> Exercise objective: Below are some records; reproduce every one of them exactly.

> Records provided:
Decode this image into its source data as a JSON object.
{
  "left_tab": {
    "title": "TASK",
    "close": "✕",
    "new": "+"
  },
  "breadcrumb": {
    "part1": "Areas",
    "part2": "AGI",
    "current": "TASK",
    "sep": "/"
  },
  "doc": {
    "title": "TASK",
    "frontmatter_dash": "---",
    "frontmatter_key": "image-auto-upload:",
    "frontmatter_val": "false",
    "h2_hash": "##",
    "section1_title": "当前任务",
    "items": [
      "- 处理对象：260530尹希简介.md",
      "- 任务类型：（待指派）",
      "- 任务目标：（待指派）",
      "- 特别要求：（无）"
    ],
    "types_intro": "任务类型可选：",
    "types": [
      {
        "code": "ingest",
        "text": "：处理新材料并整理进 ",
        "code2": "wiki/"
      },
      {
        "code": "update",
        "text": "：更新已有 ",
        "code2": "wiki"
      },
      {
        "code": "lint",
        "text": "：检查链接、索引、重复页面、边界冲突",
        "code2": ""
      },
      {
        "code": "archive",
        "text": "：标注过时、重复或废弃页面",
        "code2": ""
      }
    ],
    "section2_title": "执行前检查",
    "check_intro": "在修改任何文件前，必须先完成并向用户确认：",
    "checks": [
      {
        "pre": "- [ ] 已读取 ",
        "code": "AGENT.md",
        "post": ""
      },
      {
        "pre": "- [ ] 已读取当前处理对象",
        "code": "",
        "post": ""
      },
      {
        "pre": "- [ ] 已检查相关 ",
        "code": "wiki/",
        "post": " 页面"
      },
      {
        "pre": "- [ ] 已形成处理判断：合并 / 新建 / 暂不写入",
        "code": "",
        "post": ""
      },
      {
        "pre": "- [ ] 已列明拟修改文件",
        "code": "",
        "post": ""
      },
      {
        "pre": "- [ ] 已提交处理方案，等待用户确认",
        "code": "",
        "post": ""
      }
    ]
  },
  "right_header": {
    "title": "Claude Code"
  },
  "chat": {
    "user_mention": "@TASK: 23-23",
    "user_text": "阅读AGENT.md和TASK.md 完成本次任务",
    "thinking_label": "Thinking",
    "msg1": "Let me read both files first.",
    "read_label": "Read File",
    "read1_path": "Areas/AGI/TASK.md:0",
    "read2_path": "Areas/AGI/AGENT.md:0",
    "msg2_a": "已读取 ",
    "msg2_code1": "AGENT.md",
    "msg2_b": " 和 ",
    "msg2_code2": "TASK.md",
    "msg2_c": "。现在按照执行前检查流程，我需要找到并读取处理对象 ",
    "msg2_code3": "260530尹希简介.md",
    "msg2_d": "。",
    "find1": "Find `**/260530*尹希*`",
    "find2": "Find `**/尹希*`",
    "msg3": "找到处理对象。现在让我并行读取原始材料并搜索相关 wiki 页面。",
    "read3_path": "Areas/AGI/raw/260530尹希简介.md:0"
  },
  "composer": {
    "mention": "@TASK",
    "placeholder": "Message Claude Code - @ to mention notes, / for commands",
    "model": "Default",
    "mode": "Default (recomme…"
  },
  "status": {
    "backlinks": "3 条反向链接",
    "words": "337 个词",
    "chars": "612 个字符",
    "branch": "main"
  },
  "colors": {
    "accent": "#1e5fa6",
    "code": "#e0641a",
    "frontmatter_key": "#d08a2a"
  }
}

> Solution for this task:
Decode this image into its source data as a JSON object.
{
  "left_tab": {
    "title": "TASK",
    "close": "✕",
    "new": "+"
  },
  "breadcrumb": {
    "part1": "Areas",
    "part2": "AGI",
    "current": "TASK",
    "sep": "/"
  },
  "doc": {
    "title": "TASK",
    "frontmatter_dash": "---",
    "frontmatter_key": "image-auto-upload:",
    "frontmatter_val": "false",
    "h2_hash": "##",
    "section1_title": "当前任务",
    "items": [
      "- 处理对象：260530尹希简介.md",
      "- 任务类型：（待指派）",
      "- 任务目标：（待指派）",
      "- 特别要求：（无）"
    ],
    "types_intro": "任务类型可选：",
    "types": [
      {
        "code": "ingest",
        "text": "：处理新材料并整理进 ",
        "code2": "wiki/"
      },
      {
        "code": "update",
        "text": "：更新已有 ",
        "code2": "wiki"
      },
      {
        "code": "lint",
        "text": "：检查链接、索引、重复页面、边界冲突",
        "code2": ""
      },
      {
        "code": "archive",
        "text": "：标注过时、重复或废弃页面",
        "code2": ""
      }
    ],
    "section2_title": "执行前检查",
    "check_intro": "在修改任何文件前，必须先完成并向用户确认：",
    "checks": [
      {
        "pre": "- [ ] 已读取 ",
        "code": "AGENT.md",
        "post": ""
      },
      {
        "pre": "- [ ] 已读取当前处理对象",
        "code": "",
        "post": ""
      },
      {
        "pre": "- [ ] 已检查相关 ",
        "code": "wiki/",
        "post": " 页面"
      },
      {
        "pre": "- [ ] 已形成处理判断：合并 / 新建 / 暂不写入",
        "code": "",
        "post": ""
      },
      {
        "pre": "- [ ] 已列明拟修改文件",
        "code": "",
        "post": ""
      },
      {
        "pre": "- [ ] 已提交处理方案，等待用户确认",
        "code": "",
        "post": ""
      }
    ]
  },
  "right_header": {
    "title": "Claude Code"
  },
  "chat": {
    "user_mention": "@TASK: 23-23",
    "user_text": "阅读AGENT.md和TASK.md 完成本次任务",
    "thinking_label": "Thinking",
    "msg1": "Let me read both files first.",
    "read_label": "Read File",
    "read1_path": "Areas/AGI/TASK.md:0",
    "read2_path": "Areas/AGI/AGENT.md:0",
    "msg2_a": "已读取 ",
    "msg2_code1": "AGENT.md",
    "msg2_b": " 和 ",
    "msg2_code2": "TASK.md",
    "msg2_c": "。现在按照执行前检查流程，我需要找到并读取处理对象 ",
    "msg2_code3": "260530尹希简介.md",
    "msg2_d": "。",
    "find1": "Find `**/260530*尹希*`",
    "find2": "Find `**/尹希*`",
    "msg3": "找到处理对象。现在让我并行读取原始材料并搜索相关 wiki 页面。",
    "read3_path": "Areas/AGI/raw/260530尹希简介.md:0"
  },
  "composer": {
    "mention": "@TASK",
    "placeholder": "Message Claude Code - @ to mention notes, / for commands",
    "model": "Default",
    "mode": "Default (recomme…"
  },
  "status": {
    "backlinks": "3 条反向链接",
    "words": "337 个词",
    "chars": "612 个字符",
    "branch": "main"
  },
  "colors": {
    "accent": "#1e5fa6",
    "code": "#e0641a",
    "frontmatter_key": "#d08a2a"
  }
}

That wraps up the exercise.